-- BEGIN Entries shown --

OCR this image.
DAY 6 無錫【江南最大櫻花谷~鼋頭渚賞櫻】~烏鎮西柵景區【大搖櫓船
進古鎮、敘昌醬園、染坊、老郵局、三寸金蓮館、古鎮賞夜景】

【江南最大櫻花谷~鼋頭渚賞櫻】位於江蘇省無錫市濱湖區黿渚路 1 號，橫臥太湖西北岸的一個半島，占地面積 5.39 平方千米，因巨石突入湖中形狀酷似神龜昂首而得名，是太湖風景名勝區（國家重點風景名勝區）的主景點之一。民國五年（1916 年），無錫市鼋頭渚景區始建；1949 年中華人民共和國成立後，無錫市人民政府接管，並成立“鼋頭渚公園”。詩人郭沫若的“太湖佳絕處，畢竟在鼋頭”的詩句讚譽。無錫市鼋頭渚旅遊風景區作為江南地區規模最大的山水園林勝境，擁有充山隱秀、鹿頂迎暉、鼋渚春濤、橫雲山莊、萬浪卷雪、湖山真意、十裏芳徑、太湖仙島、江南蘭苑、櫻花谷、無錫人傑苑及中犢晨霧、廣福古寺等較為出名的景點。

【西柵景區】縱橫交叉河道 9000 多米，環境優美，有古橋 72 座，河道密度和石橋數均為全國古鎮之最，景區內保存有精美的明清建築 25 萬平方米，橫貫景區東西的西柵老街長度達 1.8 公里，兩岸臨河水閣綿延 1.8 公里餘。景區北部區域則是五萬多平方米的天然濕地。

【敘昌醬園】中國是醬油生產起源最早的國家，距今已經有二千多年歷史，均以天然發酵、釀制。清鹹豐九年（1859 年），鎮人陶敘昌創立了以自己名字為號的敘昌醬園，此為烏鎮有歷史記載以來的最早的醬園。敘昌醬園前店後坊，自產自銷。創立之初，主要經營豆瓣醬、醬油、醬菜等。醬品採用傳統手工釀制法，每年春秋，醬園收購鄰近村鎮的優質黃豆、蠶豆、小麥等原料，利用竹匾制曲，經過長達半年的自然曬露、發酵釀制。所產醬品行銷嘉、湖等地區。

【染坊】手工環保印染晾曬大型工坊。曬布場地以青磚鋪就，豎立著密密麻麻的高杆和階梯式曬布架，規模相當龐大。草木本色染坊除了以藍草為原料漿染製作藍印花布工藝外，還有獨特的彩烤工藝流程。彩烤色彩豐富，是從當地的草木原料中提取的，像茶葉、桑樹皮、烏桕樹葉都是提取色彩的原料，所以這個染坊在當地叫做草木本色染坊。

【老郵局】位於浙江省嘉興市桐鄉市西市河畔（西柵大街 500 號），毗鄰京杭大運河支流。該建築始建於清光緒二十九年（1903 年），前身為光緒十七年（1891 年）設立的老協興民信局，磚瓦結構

-- END Entries shown --

• **Brief**: Every line above that contains the word "敘昌醬園" should be reported.

• **Task response**:
進古鎮、敘昌醬園、染坊、老郵局、三寸金蓮館、古鎮賞夜景】
【敘昌醬園】中國是醬油生產起源最早的國家，距今已經有二千多年歷史，均以天然發酵、釀制。清鹹豐九年（1859 年），鎮人陶敘昌創立了以自己名字為號的敘昌醬園，此為烏鎮有歷史記載以來的最早的醬園。敘昌醬園前店後坊，自產自銷。創立之初，主要經營豆瓣醬、醬油、醬菜等。醬品採用傳統手工釀制法，每年春秋，醬園收購鄰近村鎮的優質黃豆、蠶豆、小麥等原料，利用竹匾制曲，經過長達半年的自然曬露、發酵釀制。所產醬品行銷嘉、湖等地區。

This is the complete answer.